- What you are asked to do -
Find each line holding the word "right" and give the total alone.

- Records to use -
○ ○ ○ ○ ○ ○ ○
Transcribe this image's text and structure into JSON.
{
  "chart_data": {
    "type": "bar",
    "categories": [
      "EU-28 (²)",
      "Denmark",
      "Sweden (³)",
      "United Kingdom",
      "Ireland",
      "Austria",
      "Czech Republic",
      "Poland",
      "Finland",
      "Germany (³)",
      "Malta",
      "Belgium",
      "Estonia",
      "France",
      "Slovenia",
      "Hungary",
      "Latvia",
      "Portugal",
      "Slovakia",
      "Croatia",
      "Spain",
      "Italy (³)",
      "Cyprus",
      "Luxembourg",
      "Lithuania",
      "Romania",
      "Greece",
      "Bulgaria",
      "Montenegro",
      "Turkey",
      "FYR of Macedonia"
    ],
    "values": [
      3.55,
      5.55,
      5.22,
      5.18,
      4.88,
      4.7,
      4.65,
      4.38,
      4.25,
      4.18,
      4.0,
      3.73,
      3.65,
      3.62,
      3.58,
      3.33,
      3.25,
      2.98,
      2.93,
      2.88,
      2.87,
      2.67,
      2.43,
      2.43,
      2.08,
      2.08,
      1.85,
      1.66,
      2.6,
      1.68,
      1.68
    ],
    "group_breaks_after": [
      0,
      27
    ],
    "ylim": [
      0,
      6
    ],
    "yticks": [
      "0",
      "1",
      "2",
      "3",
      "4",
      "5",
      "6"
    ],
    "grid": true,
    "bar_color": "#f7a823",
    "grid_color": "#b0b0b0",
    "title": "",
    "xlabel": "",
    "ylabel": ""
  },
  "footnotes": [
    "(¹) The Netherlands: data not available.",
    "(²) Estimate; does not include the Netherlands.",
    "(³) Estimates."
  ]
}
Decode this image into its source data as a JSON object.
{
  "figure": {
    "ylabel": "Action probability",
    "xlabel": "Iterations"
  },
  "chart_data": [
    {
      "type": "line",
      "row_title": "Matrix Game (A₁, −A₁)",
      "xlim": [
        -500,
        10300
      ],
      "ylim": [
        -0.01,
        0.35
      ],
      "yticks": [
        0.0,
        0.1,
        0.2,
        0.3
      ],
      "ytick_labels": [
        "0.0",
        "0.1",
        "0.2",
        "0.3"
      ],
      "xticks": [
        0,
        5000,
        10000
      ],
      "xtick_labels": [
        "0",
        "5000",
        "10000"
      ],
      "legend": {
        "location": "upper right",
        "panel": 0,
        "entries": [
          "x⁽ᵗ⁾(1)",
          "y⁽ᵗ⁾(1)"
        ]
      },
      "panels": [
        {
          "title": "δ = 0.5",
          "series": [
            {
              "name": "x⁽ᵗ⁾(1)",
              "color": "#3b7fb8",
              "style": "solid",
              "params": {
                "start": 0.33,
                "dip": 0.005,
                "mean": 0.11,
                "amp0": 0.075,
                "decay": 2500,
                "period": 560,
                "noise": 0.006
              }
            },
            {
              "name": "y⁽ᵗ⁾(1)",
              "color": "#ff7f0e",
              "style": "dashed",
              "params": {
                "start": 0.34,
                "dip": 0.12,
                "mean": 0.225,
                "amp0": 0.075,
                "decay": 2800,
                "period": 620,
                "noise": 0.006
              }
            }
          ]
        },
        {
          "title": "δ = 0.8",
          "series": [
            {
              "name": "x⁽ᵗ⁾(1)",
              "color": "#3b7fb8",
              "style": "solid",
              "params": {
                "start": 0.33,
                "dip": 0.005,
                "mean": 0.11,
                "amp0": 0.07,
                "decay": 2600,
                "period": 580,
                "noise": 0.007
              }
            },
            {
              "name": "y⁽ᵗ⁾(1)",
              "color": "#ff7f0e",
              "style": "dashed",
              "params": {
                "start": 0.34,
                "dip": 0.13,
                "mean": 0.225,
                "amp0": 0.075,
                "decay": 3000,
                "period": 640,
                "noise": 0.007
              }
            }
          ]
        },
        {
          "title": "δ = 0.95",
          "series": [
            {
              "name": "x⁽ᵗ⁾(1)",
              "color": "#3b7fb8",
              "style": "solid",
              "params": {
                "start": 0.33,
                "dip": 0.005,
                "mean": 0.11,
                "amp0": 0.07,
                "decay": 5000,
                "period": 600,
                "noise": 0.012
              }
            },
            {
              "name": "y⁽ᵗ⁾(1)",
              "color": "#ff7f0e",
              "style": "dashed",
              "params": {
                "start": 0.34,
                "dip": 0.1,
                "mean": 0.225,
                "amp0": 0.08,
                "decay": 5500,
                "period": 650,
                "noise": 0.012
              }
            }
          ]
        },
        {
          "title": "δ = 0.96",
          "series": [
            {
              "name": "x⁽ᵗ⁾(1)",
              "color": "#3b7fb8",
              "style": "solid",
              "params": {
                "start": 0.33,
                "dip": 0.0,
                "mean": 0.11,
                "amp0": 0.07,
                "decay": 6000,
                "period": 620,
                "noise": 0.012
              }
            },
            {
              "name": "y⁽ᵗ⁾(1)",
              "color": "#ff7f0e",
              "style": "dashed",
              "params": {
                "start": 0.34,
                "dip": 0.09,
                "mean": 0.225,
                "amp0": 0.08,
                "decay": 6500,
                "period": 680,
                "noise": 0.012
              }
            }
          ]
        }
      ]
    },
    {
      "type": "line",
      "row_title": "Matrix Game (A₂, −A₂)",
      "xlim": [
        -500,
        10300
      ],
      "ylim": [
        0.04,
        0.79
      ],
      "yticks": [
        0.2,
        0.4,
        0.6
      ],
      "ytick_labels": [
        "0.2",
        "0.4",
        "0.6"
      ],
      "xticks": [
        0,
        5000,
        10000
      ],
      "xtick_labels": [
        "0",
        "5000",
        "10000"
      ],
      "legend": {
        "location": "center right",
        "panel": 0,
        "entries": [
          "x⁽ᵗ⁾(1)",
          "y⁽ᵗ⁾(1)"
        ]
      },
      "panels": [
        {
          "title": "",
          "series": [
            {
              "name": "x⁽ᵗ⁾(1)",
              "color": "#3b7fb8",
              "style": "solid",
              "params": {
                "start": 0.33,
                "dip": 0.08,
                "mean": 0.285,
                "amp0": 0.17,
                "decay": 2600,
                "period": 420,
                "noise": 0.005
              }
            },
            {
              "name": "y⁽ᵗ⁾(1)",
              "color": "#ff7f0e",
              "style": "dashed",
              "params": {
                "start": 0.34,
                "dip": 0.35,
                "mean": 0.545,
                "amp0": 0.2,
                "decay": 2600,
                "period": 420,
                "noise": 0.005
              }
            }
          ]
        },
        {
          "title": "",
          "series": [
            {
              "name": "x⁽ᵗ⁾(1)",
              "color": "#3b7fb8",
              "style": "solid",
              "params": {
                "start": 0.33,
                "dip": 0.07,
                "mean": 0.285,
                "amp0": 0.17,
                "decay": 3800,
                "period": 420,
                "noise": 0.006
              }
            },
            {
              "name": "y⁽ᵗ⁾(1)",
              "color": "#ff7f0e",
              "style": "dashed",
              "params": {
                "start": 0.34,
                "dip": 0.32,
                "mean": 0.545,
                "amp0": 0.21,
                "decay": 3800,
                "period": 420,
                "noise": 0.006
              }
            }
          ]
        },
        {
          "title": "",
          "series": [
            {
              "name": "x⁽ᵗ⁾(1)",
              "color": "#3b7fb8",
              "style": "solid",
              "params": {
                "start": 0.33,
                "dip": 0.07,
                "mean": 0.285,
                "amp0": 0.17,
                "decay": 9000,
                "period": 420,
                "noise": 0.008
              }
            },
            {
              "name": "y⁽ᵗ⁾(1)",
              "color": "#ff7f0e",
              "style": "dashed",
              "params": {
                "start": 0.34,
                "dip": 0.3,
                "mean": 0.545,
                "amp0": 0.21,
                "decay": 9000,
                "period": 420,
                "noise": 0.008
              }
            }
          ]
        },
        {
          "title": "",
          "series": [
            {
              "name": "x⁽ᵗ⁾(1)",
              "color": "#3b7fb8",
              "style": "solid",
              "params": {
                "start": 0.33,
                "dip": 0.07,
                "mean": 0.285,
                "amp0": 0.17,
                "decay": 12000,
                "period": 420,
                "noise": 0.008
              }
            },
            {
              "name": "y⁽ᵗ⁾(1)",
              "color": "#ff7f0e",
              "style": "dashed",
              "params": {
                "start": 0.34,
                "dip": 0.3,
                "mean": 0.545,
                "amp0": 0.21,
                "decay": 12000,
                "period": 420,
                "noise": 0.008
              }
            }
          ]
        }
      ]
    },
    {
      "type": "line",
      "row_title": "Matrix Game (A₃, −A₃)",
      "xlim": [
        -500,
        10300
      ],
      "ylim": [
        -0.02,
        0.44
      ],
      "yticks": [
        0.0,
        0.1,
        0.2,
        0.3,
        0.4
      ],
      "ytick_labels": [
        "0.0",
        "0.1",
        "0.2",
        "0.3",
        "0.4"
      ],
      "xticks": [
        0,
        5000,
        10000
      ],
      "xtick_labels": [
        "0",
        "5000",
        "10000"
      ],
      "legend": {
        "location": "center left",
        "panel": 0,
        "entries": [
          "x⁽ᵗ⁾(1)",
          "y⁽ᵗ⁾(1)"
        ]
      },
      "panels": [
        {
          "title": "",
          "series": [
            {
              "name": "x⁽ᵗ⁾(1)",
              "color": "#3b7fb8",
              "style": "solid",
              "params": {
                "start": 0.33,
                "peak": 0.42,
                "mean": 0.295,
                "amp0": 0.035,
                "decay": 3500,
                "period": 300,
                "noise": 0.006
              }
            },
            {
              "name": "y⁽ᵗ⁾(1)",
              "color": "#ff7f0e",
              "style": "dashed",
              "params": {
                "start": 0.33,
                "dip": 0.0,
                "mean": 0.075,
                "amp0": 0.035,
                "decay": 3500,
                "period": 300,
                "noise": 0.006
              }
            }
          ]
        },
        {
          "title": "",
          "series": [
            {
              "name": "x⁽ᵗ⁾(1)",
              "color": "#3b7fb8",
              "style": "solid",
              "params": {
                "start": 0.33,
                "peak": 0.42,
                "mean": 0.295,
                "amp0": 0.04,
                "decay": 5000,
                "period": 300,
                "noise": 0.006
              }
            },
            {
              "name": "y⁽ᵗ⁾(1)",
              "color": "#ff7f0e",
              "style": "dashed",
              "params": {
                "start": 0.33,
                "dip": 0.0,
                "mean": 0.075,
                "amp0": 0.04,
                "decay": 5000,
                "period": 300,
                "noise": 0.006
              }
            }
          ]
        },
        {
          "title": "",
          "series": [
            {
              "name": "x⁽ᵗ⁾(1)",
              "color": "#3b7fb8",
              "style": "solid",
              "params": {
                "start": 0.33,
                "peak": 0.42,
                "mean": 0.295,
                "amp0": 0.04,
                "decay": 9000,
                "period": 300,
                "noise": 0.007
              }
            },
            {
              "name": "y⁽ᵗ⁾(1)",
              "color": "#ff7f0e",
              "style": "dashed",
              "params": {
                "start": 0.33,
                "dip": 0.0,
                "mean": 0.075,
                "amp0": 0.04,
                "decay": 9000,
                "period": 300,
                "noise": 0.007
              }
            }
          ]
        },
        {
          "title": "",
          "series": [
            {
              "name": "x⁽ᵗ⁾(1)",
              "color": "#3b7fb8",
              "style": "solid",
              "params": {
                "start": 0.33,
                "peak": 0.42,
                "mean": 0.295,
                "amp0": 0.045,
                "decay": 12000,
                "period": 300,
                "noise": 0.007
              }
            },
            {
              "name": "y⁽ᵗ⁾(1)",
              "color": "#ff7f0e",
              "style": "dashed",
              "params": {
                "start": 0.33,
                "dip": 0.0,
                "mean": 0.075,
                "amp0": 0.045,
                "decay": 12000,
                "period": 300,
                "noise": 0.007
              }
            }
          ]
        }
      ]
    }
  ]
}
○ ○ ○ ○ ○ ○ ○
- Expected answer -
2